> _Written exercise_:
What number of lines contain the word "battery"? Reply with the number and nothing else.
## start Data to process
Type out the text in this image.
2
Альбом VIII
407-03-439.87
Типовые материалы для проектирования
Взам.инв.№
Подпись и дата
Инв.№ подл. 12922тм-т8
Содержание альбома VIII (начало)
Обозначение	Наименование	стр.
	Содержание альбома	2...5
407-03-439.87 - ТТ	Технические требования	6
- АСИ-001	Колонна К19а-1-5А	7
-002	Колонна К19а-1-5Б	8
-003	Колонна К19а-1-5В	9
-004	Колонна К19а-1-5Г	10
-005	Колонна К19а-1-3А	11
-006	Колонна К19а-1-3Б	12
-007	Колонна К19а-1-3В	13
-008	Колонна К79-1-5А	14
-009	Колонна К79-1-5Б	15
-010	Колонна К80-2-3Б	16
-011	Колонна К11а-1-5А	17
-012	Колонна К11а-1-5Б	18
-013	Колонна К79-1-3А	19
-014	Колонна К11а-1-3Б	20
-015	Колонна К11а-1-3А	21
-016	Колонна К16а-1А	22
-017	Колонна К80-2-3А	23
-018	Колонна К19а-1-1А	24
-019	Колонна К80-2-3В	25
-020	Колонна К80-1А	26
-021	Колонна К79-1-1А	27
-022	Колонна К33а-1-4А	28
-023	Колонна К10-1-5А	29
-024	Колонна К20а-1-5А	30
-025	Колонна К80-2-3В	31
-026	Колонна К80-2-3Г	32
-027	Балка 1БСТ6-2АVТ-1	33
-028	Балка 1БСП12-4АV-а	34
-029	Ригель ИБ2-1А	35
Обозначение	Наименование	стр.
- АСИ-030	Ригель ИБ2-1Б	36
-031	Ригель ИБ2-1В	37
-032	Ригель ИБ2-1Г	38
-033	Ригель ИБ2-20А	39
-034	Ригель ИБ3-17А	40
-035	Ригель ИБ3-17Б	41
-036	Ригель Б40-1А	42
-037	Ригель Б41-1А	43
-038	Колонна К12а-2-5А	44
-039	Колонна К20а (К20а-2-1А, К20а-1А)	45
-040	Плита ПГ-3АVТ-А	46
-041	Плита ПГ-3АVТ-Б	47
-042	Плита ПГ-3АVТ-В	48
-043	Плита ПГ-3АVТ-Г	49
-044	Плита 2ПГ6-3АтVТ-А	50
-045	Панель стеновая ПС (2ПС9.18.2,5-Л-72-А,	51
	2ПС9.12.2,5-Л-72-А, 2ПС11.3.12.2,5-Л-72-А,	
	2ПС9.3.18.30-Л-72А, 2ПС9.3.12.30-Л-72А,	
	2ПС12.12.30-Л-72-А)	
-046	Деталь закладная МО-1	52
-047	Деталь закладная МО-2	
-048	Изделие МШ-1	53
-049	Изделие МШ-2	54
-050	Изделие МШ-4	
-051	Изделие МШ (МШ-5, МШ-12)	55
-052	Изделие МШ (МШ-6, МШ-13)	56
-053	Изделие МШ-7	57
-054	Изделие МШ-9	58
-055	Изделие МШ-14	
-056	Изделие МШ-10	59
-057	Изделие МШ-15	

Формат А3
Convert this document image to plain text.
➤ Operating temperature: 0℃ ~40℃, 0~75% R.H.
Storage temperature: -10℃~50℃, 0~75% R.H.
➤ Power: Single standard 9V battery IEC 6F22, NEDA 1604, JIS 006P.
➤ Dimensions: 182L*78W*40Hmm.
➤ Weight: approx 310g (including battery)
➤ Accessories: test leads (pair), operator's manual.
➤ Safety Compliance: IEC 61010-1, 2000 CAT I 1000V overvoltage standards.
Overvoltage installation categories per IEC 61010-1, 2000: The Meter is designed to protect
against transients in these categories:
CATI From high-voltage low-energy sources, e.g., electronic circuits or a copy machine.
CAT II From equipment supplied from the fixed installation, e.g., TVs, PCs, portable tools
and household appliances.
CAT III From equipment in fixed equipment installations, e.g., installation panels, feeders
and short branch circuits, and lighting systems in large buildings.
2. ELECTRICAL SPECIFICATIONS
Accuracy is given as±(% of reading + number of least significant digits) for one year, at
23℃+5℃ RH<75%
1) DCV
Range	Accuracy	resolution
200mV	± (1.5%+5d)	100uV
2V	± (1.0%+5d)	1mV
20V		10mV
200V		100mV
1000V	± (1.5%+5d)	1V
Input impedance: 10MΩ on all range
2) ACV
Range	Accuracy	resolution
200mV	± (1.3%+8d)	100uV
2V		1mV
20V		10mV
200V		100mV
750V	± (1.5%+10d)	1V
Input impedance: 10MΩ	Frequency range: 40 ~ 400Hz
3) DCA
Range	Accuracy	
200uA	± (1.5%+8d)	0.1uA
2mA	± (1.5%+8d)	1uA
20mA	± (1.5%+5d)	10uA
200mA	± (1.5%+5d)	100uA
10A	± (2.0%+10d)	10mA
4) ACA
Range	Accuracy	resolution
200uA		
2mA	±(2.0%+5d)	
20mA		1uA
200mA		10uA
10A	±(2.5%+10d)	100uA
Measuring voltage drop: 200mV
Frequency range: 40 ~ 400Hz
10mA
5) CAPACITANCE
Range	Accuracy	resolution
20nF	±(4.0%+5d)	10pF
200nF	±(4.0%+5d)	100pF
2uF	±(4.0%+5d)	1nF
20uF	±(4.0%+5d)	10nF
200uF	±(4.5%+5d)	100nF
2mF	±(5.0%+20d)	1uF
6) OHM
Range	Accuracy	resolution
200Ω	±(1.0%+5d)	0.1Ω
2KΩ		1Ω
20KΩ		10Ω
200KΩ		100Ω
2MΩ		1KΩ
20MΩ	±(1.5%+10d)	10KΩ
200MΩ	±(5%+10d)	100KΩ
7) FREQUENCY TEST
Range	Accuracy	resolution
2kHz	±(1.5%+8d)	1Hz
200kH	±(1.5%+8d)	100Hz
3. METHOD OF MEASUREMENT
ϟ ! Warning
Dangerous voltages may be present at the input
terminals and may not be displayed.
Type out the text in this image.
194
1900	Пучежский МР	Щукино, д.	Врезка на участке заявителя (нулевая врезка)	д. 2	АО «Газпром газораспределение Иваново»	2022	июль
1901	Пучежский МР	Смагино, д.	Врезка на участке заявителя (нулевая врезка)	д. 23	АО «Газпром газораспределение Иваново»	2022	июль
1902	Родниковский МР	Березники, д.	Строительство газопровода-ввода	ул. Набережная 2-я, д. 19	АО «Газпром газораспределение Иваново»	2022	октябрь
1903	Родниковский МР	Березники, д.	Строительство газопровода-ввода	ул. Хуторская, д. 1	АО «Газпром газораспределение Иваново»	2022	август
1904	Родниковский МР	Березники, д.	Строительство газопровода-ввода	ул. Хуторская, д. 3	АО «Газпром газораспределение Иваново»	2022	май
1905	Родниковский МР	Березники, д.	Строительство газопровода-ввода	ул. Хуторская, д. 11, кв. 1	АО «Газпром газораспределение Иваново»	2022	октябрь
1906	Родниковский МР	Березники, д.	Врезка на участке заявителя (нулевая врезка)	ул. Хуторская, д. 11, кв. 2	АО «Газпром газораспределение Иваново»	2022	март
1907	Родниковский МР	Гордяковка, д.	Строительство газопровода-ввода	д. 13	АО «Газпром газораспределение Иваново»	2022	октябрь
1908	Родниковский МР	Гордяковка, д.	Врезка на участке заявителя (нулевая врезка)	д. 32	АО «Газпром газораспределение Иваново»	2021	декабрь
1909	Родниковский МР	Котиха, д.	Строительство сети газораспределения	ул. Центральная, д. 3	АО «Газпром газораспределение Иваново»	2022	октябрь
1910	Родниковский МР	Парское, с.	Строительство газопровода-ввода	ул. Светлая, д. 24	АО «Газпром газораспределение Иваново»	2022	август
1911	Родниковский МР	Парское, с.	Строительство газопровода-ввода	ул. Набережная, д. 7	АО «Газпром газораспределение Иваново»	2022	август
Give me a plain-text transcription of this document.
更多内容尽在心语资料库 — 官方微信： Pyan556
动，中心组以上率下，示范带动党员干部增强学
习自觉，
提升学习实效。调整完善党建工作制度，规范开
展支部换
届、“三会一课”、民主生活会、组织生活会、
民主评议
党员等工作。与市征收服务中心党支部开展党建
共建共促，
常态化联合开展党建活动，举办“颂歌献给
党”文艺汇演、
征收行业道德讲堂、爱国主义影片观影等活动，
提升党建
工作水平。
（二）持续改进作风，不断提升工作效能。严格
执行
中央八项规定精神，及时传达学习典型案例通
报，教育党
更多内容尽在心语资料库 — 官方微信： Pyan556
## end Data to process
> _Written response_:
2